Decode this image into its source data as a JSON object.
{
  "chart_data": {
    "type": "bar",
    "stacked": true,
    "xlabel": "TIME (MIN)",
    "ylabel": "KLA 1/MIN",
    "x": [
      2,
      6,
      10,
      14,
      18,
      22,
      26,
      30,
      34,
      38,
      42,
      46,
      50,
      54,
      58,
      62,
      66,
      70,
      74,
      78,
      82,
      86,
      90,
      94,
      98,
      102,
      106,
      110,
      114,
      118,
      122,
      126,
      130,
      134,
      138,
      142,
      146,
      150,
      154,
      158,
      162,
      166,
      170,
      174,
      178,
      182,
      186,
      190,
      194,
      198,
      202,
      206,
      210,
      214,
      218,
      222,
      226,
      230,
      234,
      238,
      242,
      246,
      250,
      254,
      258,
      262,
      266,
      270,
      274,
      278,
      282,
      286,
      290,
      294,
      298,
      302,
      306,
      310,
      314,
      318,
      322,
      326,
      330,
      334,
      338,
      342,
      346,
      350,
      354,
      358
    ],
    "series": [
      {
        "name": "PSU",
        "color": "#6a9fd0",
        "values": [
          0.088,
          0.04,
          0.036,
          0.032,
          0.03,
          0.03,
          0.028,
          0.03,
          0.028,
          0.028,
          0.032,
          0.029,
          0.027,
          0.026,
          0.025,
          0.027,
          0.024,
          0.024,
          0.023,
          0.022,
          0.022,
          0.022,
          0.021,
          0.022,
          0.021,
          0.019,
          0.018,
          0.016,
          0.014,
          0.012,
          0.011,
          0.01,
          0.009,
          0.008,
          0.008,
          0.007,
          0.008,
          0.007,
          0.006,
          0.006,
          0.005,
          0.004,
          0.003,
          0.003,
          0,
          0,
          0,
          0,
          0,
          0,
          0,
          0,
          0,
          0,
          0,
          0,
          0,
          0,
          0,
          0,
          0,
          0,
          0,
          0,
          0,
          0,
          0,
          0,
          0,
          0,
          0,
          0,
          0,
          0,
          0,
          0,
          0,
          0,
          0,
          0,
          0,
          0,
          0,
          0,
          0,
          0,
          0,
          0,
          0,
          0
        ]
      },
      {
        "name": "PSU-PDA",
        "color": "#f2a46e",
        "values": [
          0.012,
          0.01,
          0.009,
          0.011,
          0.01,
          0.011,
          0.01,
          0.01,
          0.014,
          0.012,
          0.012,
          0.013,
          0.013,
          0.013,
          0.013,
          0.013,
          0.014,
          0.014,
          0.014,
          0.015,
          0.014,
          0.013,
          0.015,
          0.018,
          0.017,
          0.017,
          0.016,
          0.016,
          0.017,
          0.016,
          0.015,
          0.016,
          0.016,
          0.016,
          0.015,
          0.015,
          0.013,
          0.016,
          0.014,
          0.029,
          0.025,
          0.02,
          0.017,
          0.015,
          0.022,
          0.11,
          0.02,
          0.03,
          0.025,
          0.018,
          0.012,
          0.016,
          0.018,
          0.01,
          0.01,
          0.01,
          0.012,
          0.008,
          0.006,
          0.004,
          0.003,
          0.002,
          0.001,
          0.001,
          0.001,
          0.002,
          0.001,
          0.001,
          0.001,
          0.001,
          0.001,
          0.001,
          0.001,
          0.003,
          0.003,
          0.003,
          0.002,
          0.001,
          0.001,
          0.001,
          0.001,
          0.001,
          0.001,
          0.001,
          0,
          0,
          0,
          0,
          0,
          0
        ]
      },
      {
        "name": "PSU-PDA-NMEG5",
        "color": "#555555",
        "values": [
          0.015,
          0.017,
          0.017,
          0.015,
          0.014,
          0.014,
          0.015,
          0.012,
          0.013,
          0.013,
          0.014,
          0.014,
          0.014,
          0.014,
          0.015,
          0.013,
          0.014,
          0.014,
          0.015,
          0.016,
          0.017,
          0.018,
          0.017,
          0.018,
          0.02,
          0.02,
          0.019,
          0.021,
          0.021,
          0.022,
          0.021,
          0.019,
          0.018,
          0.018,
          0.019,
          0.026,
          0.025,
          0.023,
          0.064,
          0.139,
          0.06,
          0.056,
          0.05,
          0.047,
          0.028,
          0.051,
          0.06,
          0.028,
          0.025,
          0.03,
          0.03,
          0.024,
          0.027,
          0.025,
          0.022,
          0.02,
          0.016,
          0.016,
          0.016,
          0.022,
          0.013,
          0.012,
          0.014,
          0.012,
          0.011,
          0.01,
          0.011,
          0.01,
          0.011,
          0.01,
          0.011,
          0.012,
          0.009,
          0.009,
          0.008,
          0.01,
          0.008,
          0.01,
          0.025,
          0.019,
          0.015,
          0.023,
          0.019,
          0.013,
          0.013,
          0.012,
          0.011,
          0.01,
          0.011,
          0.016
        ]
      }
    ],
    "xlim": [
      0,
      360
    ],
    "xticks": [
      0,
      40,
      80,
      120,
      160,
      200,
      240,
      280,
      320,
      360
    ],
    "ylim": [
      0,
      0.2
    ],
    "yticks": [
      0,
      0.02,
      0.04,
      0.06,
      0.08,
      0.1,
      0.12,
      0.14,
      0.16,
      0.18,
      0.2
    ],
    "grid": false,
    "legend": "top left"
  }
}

## TASK DETAILS
From the data above, gather every line that includes the word "name".

## TASK RESPONSE
        "name": "PSU",
        "name": "PSU-PDA",
        "name": "PSU-PDA-NMEG5",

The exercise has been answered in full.